* [Your objective]: Make an exact copy of the entries, and keep any pictures out of it.
+---+
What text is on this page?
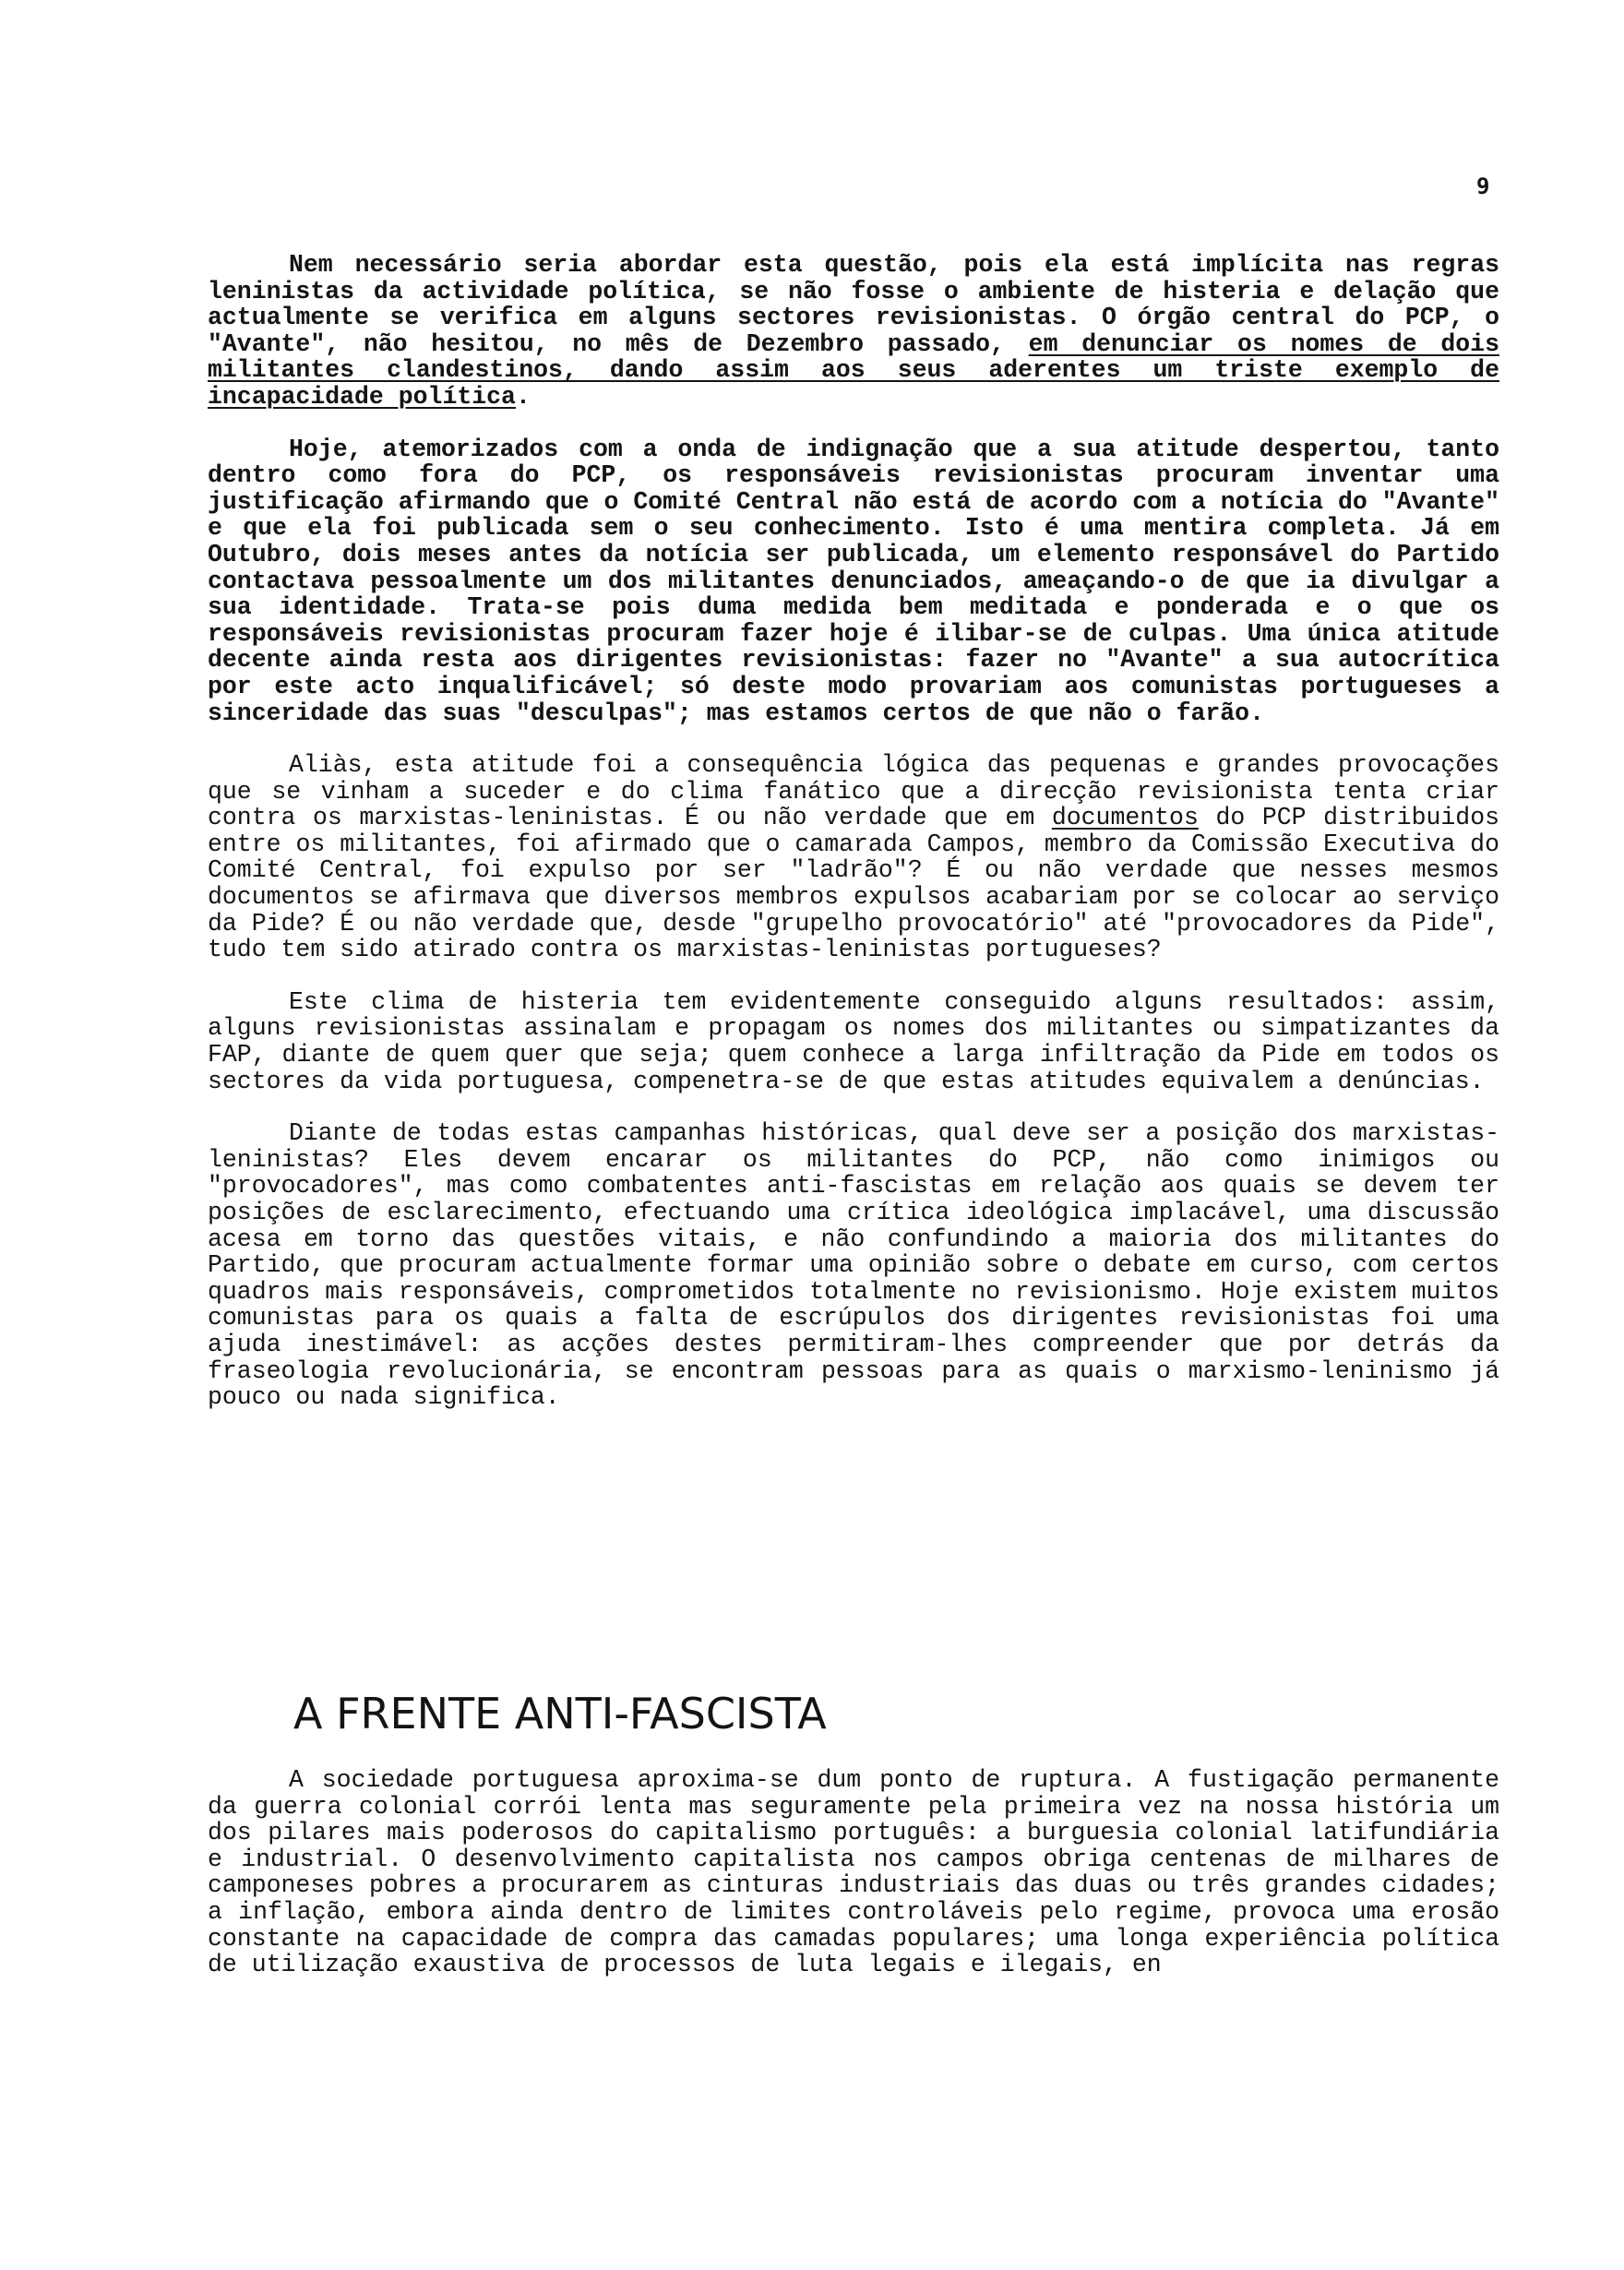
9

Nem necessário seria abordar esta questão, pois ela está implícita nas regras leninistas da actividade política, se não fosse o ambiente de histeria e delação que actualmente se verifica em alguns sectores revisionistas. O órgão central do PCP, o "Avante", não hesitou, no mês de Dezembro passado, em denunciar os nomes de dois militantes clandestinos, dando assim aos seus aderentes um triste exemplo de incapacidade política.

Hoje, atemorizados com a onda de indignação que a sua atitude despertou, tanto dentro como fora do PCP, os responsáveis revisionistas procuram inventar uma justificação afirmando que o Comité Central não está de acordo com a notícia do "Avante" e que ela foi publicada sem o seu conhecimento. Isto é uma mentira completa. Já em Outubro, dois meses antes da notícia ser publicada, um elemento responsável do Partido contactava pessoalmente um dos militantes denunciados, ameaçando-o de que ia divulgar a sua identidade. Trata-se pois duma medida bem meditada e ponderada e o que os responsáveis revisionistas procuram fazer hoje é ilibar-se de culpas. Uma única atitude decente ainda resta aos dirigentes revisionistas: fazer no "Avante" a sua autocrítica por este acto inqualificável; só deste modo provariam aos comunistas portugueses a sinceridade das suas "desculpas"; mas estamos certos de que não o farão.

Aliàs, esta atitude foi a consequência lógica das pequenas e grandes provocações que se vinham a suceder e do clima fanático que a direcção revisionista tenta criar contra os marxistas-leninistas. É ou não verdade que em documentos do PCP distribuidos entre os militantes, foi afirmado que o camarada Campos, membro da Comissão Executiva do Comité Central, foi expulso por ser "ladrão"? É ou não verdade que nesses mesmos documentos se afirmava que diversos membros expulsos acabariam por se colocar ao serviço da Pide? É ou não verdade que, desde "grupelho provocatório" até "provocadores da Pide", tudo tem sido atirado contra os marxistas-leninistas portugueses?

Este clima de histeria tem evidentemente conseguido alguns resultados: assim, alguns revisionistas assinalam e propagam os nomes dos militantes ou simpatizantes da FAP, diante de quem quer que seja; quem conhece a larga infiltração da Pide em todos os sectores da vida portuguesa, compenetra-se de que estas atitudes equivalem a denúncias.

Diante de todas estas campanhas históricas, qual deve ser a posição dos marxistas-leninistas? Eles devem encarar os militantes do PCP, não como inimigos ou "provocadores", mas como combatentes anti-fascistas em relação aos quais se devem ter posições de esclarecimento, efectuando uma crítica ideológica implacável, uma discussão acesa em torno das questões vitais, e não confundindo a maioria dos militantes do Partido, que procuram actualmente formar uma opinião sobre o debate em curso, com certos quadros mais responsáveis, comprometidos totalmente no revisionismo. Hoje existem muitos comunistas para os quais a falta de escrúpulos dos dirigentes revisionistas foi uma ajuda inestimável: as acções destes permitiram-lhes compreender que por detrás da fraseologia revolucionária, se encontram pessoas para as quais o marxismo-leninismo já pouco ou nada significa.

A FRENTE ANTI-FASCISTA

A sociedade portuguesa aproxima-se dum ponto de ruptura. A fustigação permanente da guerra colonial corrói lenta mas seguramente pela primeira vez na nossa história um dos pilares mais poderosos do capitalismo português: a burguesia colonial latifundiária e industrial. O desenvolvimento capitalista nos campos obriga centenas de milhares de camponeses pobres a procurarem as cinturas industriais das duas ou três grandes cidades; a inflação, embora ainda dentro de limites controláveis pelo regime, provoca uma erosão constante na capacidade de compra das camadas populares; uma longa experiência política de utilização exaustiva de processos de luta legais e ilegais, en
+---+
* [Exercise answer]:
What text is on this page?
9

Nem necessário seria abordar esta questão, pois ela está implícita nas regras leninistas da actividade política, se não fosse o ambiente de histeria e delação que actualmente se verifica em alguns sectores revisionistas. O órgão central do PCP, o "Avante", não hesitou, no mês de Dezembro passado, em denunciar os nomes de dois militantes clandestinos, dando assim aos seus aderentes um triste exemplo de incapacidade política.

Hoje, atemorizados com a onda de indignação que a sua atitude despertou, tanto dentro como fora do PCP, os responsáveis revisionistas procuram inventar uma justificação afirmando que o Comité Central não está de acordo com a notícia do "Avante" e que ela foi publicada sem o seu conhecimento. Isto é uma mentira completa. Já em Outubro, dois meses antes da notícia ser publicada, um elemento responsável do Partido contactava pessoalmente um dos militantes denunciados, ameaçando-o de que ia divulgar a sua identidade. Trata-se pois duma medida bem meditada e ponderada e o que os responsáveis revisionistas procuram fazer hoje é ilibar-se de culpas. Uma única atitude decente ainda resta aos dirigentes revisionistas: fazer no "Avante" a sua autocrítica por este acto inqualificável; só deste modo provariam aos comunistas portugueses a sinceridade das suas "desculpas"; mas estamos certos de que não o farão.

Aliàs, esta atitude foi a consequência lógica das pequenas e grandes provocações que se vinham a suceder e do clima fanático que a direcção revisionista tenta criar contra os marxistas-leninistas. É ou não verdade que em documentos do PCP distribuidos entre os militantes, foi afirmado que o camarada Campos, membro da Comissão Executiva do Comité Central, foi expulso por ser "ladrão"? É ou não verdade que nesses mesmos documentos se afirmava que diversos membros expulsos acabariam por se colocar ao serviço da Pide? É ou não verdade que, desde "grupelho provocatório" até "provocadores da Pide", tudo tem sido atirado contra os marxistas-leninistas portugueses?

Este clima de histeria tem evidentemente conseguido alguns resultados: assim, alguns revisionistas assinalam e propagam os nomes dos militantes ou simpatizantes da FAP, diante de quem quer que seja; quem conhece a larga infiltração da Pide em todos os sectores da vida portuguesa, compenetra-se de que estas atitudes equivalem a denúncias.

Diante de todas estas campanhas históricas, qual deve ser a posição dos marxistas-leninistas? Eles devem encarar os militantes do PCP, não como inimigos ou "provocadores", mas como combatentes anti-fascistas em relação aos quais se devem ter posições de esclarecimento, efectuando uma crítica ideológica implacável, uma discussão acesa em torno das questões vitais, e não confundindo a maioria dos militantes do Partido, que procuram actualmente formar uma opinião sobre o debate em curso, com certos quadros mais responsáveis, comprometidos totalmente no revisionismo. Hoje existem muitos comunistas para os quais a falta de escrúpulos dos dirigentes revisionistas foi uma ajuda inestimável: as acções destes permitiram-lhes compreender que por detrás da fraseologia revolucionária, se encontram pessoas para as quais o marxismo-leninismo já pouco ou nada significa.

A FRENTE ANTI-FASCISTA

A sociedade portuguesa aproxima-se dum ponto de ruptura. A fustigação permanente da guerra colonial corrói lenta mas seguramente pela primeira vez na nossa história um dos pilares mais poderosos do capitalismo português: a burguesia colonial latifundiária e industrial. O desenvolvimento capitalista nos campos obriga centenas de milhares de camponeses pobres a procurarem as cinturas industriais das duas ou três grandes cidades; a inflação, embora ainda dentro de limites controláveis pelo regime, provoca uma erosão constante na capacidade de compra das camadas populares; uma longa experiência política de utilização exaustiva de processos de luta legais e ilegais, en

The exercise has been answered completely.